_Data items_
================================
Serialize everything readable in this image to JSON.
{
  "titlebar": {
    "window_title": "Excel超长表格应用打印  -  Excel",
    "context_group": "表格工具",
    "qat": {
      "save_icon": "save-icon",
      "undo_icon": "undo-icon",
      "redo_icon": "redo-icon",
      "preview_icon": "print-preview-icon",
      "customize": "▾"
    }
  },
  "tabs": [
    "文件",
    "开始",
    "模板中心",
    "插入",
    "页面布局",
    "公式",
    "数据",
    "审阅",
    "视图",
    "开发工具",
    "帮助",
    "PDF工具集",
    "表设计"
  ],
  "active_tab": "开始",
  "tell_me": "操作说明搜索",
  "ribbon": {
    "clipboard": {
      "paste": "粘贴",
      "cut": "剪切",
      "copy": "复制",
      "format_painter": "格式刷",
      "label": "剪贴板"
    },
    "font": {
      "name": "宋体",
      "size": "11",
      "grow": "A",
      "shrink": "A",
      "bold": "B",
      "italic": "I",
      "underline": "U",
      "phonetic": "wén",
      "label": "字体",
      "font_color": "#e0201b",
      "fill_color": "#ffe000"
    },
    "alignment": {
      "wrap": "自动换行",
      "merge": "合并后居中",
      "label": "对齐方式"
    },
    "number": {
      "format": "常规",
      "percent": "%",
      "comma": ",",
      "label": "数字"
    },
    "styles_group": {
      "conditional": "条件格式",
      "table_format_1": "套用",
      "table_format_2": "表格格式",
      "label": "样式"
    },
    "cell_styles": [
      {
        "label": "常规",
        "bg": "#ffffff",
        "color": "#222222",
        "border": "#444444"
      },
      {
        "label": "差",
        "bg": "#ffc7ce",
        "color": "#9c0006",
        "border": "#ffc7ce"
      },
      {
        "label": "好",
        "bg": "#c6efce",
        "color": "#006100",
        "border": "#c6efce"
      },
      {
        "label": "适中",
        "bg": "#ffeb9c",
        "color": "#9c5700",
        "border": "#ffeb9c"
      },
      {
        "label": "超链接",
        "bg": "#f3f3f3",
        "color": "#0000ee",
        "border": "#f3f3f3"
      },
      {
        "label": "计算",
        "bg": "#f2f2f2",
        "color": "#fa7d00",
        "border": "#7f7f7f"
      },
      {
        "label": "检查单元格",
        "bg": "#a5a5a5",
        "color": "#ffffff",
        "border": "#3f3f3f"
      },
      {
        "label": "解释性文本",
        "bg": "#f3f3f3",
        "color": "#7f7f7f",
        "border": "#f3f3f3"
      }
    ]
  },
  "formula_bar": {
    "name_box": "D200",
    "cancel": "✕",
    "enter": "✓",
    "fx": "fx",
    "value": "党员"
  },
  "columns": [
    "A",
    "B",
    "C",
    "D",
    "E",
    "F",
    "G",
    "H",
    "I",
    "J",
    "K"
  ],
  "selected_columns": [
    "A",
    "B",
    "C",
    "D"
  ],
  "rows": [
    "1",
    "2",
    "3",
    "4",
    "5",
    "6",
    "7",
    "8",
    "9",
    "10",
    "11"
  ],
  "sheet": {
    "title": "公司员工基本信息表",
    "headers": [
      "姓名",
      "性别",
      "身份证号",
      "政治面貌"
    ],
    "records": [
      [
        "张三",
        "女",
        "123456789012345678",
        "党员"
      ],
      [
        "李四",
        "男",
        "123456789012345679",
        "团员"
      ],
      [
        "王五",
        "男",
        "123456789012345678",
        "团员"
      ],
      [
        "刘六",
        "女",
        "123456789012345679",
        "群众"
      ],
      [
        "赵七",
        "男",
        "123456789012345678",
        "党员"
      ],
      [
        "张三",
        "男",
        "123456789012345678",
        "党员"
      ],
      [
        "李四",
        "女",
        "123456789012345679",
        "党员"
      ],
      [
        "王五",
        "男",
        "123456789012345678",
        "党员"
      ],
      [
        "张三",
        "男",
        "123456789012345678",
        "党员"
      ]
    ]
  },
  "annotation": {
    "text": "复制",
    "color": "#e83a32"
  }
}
================================
_SHORT TASK_
Print again each line of the listing above, exactly as it appears.

_REPLY_
Serialize everything readable in this image to JSON.
{
  "titlebar": {
    "window_title": "Excel超长表格应用打印  -  Excel",
    "context_group": "表格工具",
    "qat": {
      "save_icon": "save-icon",
      "undo_icon": "undo-icon",
      "redo_icon": "redo-icon",
      "preview_icon": "print-preview-icon",
      "customize": "▾"
    }
  },
  "tabs": [
    "文件",
    "开始",
    "模板中心",
    "插入",
    "页面布局",
    "公式",
    "数据",
    "审阅",
    "视图",
    "开发工具",
    "帮助",
    "PDF工具集",
    "表设计"
  ],
  "active_tab": "开始",
  "tell_me": "操作说明搜索",
  "ribbon": {
    "clipboard": {
      "paste": "粘贴",
      "cut": "剪切",
      "copy": "复制",
      "format_painter": "格式刷",
      "label": "剪贴板"
    },
    "font": {
      "name": "宋体",
      "size": "11",
      "grow": "A",
      "shrink": "A",
      "bold": "B",
      "italic": "I",
      "underline": "U",
      "phonetic": "wén",
      "label": "字体",
      "font_color": "#e0201b",
      "fill_color": "#ffe000"
    },
    "alignment": {
      "wrap": "自动换行",
      "merge": "合并后居中",
      "label": "对齐方式"
    },
    "number": {
      "format": "常规",
      "percent": "%",
      "comma": ",",
      "label": "数字"
    },
    "styles_group": {
      "conditional": "条件格式",
      "table_format_1": "套用",
      "table_format_2": "表格格式",
      "label": "样式"
    },
    "cell_styles": [
      {
        "label": "常规",
        "bg": "#ffffff",
        "color": "#222222",
        "border": "#444444"
      },
      {
        "label": "差",
        "bg": "#ffc7ce",
        "color": "#9c0006",
        "border": "#ffc7ce"
      },
      {
        "label": "好",
        "bg": "#c6efce",
        "color": "#006100",
        "border": "#c6efce"
      },
      {
        "label": "适中",
        "bg": "#ffeb9c",
        "color": "#9c5700",
        "border": "#ffeb9c"
      },
      {
        "label": "超链接",
        "bg": "#f3f3f3",
        "color": "#0000ee",
        "border": "#f3f3f3"
      },
      {
        "label": "计算",
        "bg": "#f2f2f2",
        "color": "#fa7d00",
        "border": "#7f7f7f"
      },
      {
        "label": "检查单元格",
        "bg": "#a5a5a5",
        "color": "#ffffff",
        "border": "#3f3f3f"
      },
      {
        "label": "解释性文本",
        "bg": "#f3f3f3",
        "color": "#7f7f7f",
        "border": "#f3f3f3"
      }
    ]
  },
  "formula_bar": {
    "name_box": "D200",
    "cancel": "✕",
    "enter": "✓",
    "fx": "fx",
    "value": "党员"
  },
  "columns": [
    "A",
    "B",
    "C",
    "D",
    "E",
    "F",
    "G",
    "H",
    "I",
    "J",
    "K"
  ],
  "selected_columns": [
    "A",
    "B",
    "C",
    "D"
  ],
  "rows": [
    "1",
    "2",
    "3",
    "4",
    "5",
    "6",
    "7",
    "8",
    "9",
    "10",
    "11"
  ],
  "sheet": {
    "title": "公司员工基本信息表",
    "headers": [
      "姓名",
      "性别",
      "身份证号",
      "政治面貌"
    ],
    "records": [
      [
        "张三",
        "女",
        "123456789012345678",
        "党员"
      ],
      [
        "李四",
        "男",
        "123456789012345679",
        "团员"
      ],
      [
        "王五",
        "男",
        "123456789012345678",
        "团员"
      ],
      [
        "刘六",
        "女",
        "123456789012345679",
        "群众"
      ],
      [
        "赵七",
        "男",
        "123456789012345678",
        "党员"
      ],
      [
        "张三",
        "男",
        "123456789012345678",
        "党员"
      ],
      [
        "李四",
        "女",
        "123456789012345679",
        "党员"
      ],
      [
        "王五",
        "男",
        "123456789012345678",
        "党员"
      ],
      [
        "张三",
        "男",
        "123456789012345678",
        "党员"
      ]
    ]
  },
  "annotation": {
    "text": "复制",
    "color": "#e83a32"
  }
}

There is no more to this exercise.